Box coordinate listing:

####################

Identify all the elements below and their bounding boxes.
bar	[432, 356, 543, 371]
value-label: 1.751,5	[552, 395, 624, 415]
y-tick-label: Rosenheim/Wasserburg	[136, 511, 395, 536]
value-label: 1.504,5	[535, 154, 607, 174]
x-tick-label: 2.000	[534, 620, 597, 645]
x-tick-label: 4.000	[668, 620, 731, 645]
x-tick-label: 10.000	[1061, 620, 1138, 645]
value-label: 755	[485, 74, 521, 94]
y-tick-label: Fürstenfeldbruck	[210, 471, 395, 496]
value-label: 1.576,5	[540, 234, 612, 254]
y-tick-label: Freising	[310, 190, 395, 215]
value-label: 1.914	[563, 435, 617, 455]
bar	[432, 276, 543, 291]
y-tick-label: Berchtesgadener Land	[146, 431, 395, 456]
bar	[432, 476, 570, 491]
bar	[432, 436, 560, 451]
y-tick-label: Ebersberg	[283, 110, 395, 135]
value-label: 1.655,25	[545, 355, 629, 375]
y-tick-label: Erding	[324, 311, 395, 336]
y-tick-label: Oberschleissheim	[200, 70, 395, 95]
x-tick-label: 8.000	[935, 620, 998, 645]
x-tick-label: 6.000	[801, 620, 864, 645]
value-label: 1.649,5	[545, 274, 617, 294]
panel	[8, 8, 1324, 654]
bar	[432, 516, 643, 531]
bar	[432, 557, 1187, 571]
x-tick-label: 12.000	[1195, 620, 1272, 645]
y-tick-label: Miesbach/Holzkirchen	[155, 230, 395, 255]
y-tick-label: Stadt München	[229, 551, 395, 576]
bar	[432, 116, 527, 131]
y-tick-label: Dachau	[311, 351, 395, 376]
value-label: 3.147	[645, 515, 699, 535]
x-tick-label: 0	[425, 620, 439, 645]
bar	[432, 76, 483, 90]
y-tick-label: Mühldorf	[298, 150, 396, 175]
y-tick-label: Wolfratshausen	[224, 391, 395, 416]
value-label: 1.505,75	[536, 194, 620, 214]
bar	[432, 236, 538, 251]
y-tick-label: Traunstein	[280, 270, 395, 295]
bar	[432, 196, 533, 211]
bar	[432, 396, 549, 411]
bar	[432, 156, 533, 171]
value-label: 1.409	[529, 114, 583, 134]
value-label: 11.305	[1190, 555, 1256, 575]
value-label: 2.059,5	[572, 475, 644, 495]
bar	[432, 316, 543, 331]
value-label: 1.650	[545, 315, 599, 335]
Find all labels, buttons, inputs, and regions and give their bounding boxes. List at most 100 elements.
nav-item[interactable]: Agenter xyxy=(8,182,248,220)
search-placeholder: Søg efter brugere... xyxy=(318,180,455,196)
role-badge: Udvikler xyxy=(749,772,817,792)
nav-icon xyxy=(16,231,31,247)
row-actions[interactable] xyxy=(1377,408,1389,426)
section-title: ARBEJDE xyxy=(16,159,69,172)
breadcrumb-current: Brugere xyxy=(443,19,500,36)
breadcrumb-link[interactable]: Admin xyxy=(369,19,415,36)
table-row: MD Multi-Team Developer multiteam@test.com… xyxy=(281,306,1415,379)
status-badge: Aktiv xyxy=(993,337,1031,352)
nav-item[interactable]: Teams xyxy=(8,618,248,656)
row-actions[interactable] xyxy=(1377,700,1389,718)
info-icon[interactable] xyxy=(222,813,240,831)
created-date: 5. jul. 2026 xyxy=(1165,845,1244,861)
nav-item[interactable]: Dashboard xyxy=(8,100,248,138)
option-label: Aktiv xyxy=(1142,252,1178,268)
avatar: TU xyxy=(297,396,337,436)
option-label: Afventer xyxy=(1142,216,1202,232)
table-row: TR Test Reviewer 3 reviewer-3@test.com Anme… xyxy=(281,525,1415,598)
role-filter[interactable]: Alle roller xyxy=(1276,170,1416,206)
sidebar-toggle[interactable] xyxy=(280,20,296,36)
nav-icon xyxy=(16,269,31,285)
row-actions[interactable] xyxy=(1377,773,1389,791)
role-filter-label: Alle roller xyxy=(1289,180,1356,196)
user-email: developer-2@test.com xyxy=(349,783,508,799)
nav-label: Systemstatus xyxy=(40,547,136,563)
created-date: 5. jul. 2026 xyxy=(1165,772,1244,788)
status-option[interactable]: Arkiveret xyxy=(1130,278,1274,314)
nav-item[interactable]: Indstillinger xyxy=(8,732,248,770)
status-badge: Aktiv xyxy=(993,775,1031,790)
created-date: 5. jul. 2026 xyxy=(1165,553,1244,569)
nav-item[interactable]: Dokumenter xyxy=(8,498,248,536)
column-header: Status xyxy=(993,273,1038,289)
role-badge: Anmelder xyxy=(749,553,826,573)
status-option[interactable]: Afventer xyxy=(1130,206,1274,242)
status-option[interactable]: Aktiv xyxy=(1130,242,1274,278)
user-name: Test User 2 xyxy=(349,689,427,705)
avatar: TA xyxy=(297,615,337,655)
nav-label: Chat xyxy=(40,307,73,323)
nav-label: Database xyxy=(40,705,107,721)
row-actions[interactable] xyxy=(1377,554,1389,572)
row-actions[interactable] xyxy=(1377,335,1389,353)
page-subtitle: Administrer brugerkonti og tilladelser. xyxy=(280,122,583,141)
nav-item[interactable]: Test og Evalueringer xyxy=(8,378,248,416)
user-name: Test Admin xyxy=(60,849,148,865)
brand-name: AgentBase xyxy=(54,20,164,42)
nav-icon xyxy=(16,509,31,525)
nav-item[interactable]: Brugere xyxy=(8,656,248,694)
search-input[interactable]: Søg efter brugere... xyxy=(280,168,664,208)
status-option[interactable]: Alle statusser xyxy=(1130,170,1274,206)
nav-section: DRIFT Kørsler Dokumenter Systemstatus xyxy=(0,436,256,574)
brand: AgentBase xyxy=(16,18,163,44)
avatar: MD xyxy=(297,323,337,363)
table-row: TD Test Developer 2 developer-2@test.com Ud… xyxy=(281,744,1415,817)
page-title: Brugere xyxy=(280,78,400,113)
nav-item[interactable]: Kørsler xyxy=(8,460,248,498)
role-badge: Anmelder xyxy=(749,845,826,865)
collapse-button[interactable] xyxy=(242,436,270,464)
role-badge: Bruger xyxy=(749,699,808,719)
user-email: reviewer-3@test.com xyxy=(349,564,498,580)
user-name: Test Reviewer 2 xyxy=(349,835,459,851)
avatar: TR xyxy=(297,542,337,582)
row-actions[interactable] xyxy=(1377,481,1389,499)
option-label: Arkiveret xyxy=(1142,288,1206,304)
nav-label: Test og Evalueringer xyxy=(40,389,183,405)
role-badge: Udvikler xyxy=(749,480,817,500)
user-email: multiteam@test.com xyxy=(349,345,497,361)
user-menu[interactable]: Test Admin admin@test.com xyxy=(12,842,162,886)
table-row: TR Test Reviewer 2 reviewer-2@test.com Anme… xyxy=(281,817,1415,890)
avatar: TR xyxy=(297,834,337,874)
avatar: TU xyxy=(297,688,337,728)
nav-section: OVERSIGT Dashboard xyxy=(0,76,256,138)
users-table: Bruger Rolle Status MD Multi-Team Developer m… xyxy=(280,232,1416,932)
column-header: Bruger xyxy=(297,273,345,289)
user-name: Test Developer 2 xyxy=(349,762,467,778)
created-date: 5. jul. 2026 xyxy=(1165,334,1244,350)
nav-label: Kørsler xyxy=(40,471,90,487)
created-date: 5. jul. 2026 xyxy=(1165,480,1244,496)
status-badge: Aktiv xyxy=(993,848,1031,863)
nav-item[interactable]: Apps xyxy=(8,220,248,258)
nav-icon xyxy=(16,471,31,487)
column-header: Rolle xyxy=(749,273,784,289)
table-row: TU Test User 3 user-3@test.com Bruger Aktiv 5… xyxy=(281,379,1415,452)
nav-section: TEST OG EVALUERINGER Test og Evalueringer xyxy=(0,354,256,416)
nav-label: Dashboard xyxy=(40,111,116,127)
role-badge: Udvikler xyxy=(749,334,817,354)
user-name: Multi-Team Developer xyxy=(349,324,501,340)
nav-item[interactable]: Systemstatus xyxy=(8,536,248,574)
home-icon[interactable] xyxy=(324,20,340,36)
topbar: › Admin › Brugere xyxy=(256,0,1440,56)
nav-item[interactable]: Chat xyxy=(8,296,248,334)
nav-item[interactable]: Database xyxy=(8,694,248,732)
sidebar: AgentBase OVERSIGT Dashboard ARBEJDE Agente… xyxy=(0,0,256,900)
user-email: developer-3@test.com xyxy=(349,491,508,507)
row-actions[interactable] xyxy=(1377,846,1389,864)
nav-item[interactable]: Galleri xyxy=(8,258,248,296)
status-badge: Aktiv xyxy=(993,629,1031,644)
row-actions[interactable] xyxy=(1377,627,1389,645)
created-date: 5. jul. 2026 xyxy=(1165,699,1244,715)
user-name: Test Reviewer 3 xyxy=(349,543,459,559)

####################

Exercise: Please reproduce only the stretch of the listing from its start through the line containing "435, 617, 455]", substituting "data-label" for "value-label" and leaving everything else unchanged.

Exercise output:
Identify all the elements below and their bounding boxes.
bar	[432, 356, 543, 371]
data-label: 1.751,5	[552, 395, 624, 415]
y-tick-label: Rosenheim/Wasserburg	[136, 511, 395, 536]
data-label: 1.504,5	[535, 154, 607, 174]
x-tick-label: 2.000	[534, 620, 597, 645]
x-tick-label: 4.000	[668, 620, 731, 645]
x-tick-label: 10.000	[1061, 620, 1138, 645]
data-label: 755	[485, 74, 521, 94]
y-tick-label: Fürstenfeldbruck	[210, 471, 395, 496]
data-label: 1.576,5	[540, 234, 612, 254]
y-tick-label: Freising	[310, 190, 395, 215]
data-label: 1.914	[563, 435, 617, 455]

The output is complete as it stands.